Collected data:
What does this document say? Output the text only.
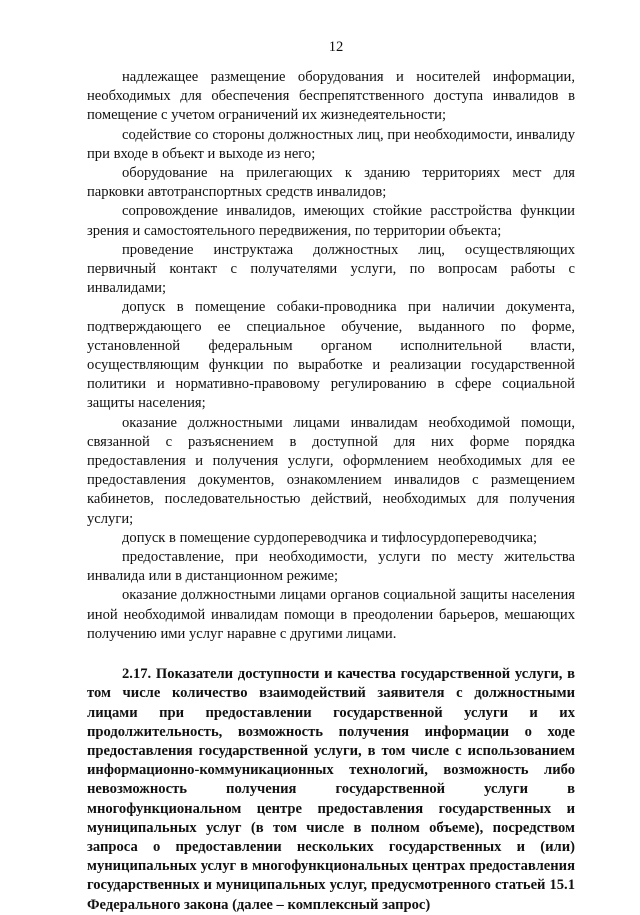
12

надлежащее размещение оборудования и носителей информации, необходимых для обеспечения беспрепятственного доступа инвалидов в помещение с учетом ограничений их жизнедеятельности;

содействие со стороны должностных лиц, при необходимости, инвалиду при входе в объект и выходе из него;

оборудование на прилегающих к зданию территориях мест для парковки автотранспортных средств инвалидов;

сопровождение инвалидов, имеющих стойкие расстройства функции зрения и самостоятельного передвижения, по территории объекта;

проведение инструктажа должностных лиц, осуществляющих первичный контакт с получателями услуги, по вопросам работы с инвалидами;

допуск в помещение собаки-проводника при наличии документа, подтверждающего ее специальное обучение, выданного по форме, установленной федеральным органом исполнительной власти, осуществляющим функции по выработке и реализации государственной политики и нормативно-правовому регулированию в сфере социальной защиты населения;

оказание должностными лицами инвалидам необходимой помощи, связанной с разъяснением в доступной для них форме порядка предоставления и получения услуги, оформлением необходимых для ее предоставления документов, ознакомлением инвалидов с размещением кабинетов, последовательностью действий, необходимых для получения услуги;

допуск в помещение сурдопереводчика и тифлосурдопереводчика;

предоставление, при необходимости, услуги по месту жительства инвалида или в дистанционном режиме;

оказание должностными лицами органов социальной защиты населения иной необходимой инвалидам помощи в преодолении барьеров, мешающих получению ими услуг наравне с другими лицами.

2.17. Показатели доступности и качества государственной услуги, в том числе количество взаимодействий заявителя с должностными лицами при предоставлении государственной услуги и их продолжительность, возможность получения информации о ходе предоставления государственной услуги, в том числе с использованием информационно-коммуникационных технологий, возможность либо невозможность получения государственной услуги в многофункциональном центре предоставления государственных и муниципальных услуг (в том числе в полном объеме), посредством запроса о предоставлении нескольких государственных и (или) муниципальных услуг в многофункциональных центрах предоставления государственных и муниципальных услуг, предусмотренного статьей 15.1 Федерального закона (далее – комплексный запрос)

_Short task_
Which lines include the word "помощи"? Copy every one of them.

_Response below_
оказание должностными лицами инвалидам необходимой помощи, связанной с разъяснением в доступной для них форме порядка предоставления и получения услуги, оформлением необходимых для ее предоставления документов, ознакомлением инвалидов с размещением кабинетов, последовательностью действий, необходимых для получения услуги;
оказание должностными лицами органов социальной защиты населения иной необходимой инвалидам помощи в преодолении барьеров, мешающих получению ими услуг наравне с другими лицами.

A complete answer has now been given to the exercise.